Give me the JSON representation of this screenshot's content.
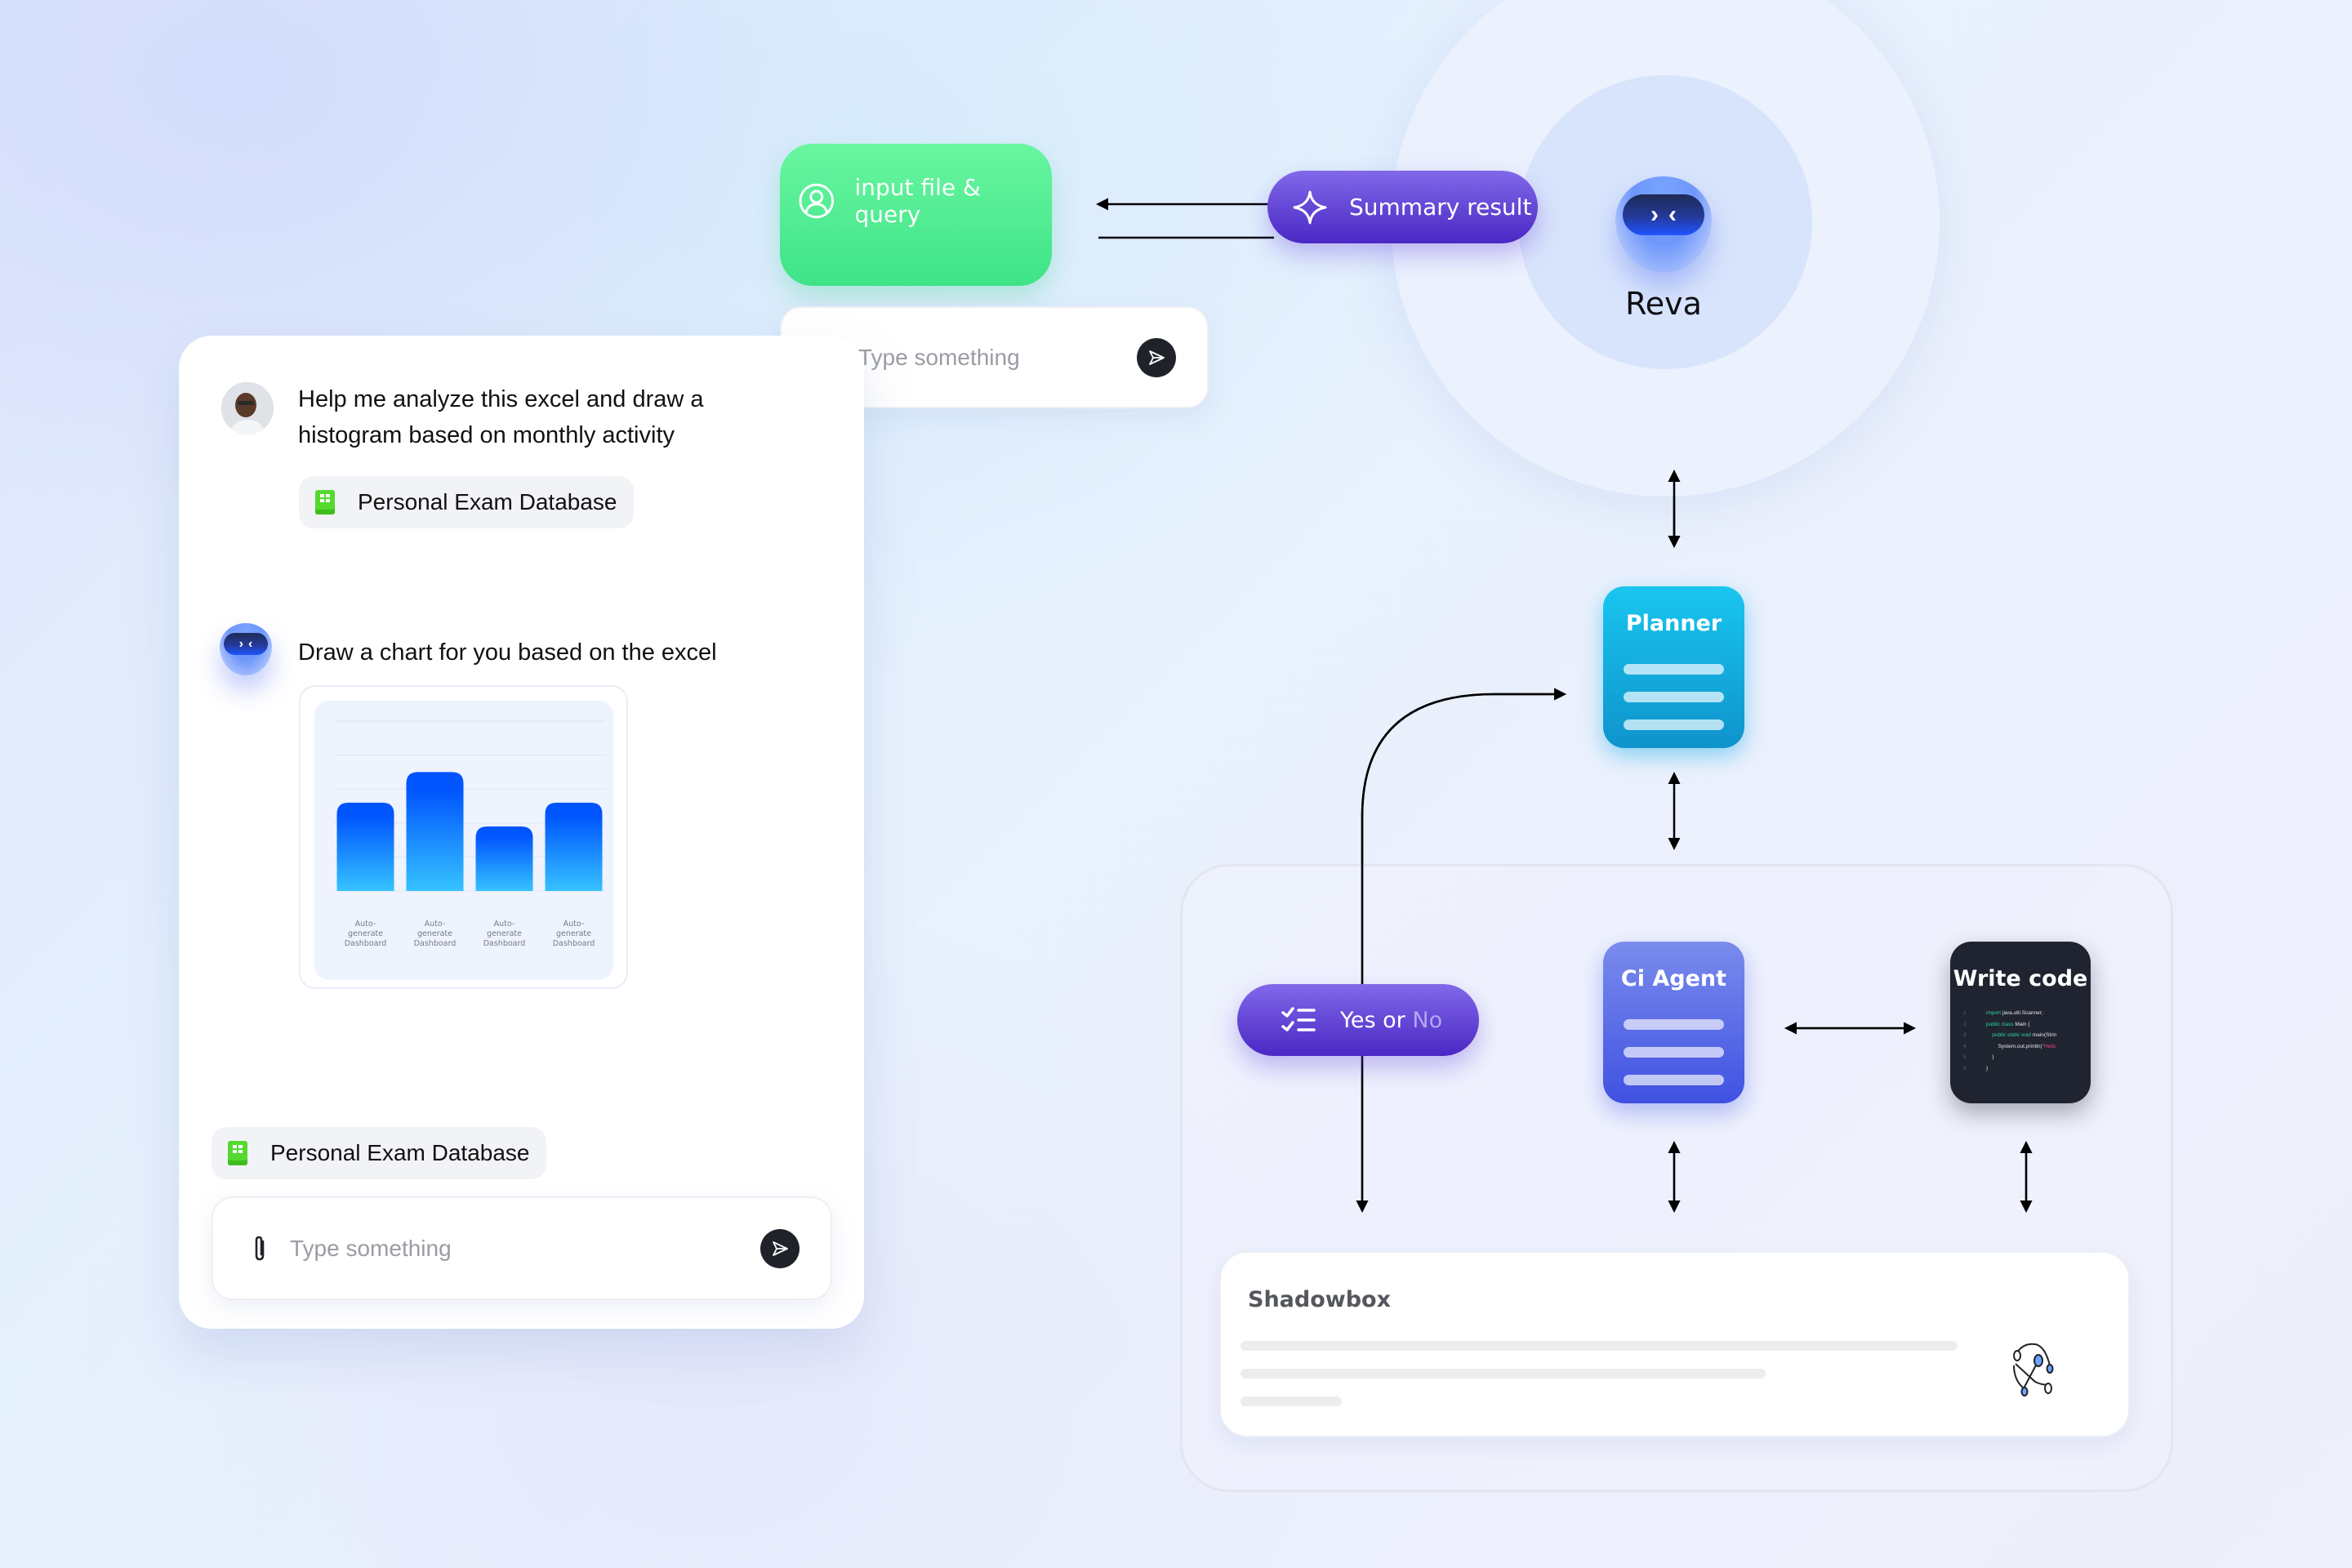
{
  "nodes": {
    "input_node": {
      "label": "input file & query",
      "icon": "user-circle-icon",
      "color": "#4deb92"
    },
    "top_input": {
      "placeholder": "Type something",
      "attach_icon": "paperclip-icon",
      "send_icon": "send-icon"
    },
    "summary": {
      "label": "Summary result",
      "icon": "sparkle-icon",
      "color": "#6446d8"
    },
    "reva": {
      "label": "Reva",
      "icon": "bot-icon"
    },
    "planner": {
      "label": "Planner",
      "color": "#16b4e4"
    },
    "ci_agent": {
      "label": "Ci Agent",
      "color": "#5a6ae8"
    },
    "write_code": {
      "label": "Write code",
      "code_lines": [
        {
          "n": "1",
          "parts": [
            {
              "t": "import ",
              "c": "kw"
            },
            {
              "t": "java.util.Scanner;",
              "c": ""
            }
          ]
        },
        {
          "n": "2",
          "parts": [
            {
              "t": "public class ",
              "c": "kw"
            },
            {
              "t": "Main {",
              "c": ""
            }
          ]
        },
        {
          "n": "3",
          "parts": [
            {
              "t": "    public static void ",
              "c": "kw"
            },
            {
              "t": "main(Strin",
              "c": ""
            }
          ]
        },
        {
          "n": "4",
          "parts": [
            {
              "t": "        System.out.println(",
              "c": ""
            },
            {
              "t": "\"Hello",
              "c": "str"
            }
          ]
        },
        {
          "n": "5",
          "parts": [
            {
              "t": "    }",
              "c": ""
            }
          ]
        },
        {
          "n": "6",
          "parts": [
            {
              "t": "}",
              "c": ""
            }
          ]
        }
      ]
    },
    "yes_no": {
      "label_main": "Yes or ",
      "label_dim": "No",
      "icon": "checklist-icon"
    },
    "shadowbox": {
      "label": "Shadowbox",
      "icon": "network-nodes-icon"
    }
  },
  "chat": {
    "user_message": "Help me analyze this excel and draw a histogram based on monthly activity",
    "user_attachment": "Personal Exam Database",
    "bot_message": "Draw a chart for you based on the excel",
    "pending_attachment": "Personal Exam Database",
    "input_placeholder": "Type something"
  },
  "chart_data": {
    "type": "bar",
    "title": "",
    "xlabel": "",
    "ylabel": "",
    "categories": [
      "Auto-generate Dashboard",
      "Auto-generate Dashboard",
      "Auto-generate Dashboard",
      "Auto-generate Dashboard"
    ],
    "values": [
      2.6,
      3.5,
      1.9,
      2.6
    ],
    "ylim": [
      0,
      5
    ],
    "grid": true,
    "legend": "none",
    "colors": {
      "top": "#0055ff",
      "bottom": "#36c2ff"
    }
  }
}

- Task directions
The records above should be reproduced exactly, with no pictures included.

- Written solution
Give me the JSON representation of this screenshot's content.
{
  "nodes": {
    "input_node": {
      "label": "input file & query",
      "icon": "user-circle-icon",
      "color": "#4deb92"
    },
    "top_input": {
      "placeholder": "Type something",
      "attach_icon": "paperclip-icon",
      "send_icon": "send-icon"
    },
    "summary": {
      "label": "Summary result",
      "icon": "sparkle-icon",
      "color": "#6446d8"
    },
    "reva": {
      "label": "Reva",
      "icon": "bot-icon"
    },
    "planner": {
      "label": "Planner",
      "color": "#16b4e4"
    },
    "ci_agent": {
      "label": "Ci Agent",
      "color": "#5a6ae8"
    },
    "write_code": {
      "label": "Write code",
      "code_lines": [
        {
          "n": "1",
          "parts": [
            {
              "t": "import ",
              "c": "kw"
            },
            {
              "t": "java.util.Scanner;",
              "c": ""
            }
          ]
        },
        {
          "n": "2",
          "parts": [
            {
              "t": "public class ",
              "c": "kw"
            },
            {
              "t": "Main {",
              "c": ""
            }
          ]
        },
        {
          "n": "3",
          "parts": [
            {
              "t": "    public static void ",
              "c": "kw"
            },
            {
              "t": "main(Strin",
              "c": ""
            }
          ]
        },
        {
          "n": "4",
          "parts": [
            {
              "t": "        System.out.println(",
              "c": ""
            },
            {
              "t": "\"Hello",
              "c": "str"
            }
          ]
        },
        {
          "n": "5",
          "parts": [
            {
              "t": "    }",
              "c": ""
            }
          ]
        },
        {
          "n": "6",
          "parts": [
            {
              "t": "}",
              "c": ""
            }
          ]
        }
      ]
    },
    "yes_no": {
      "label_main": "Yes or ",
      "label_dim": "No",
      "icon": "checklist-icon"
    },
    "shadowbox": {
      "label": "Shadowbox",
      "icon": "network-nodes-icon"
    }
  },
  "chat": {
    "user_message": "Help me analyze this excel and draw a histogram based on monthly activity",
    "user_attachment": "Personal Exam Database",
    "bot_message": "Draw a chart for you based on the excel",
    "pending_attachment": "Personal Exam Database",
    "input_placeholder": "Type something"
  },
  "chart_data": {
    "type": "bar",
    "title": "",
    "xlabel": "",
    "ylabel": "",
    "categories": [
      "Auto-generate Dashboard",
      "Auto-generate Dashboard",
      "Auto-generate Dashboard",
      "Auto-generate Dashboard"
    ],
    "values": [
      2.6,
      3.5,
      1.9,
      2.6
    ],
    "ylim": [
      0,
      5
    ],
    "grid": true,
    "legend": "none",
    "colors": {
      "top": "#0055ff",
      "bottom": "#36c2ff"
    }
  }
}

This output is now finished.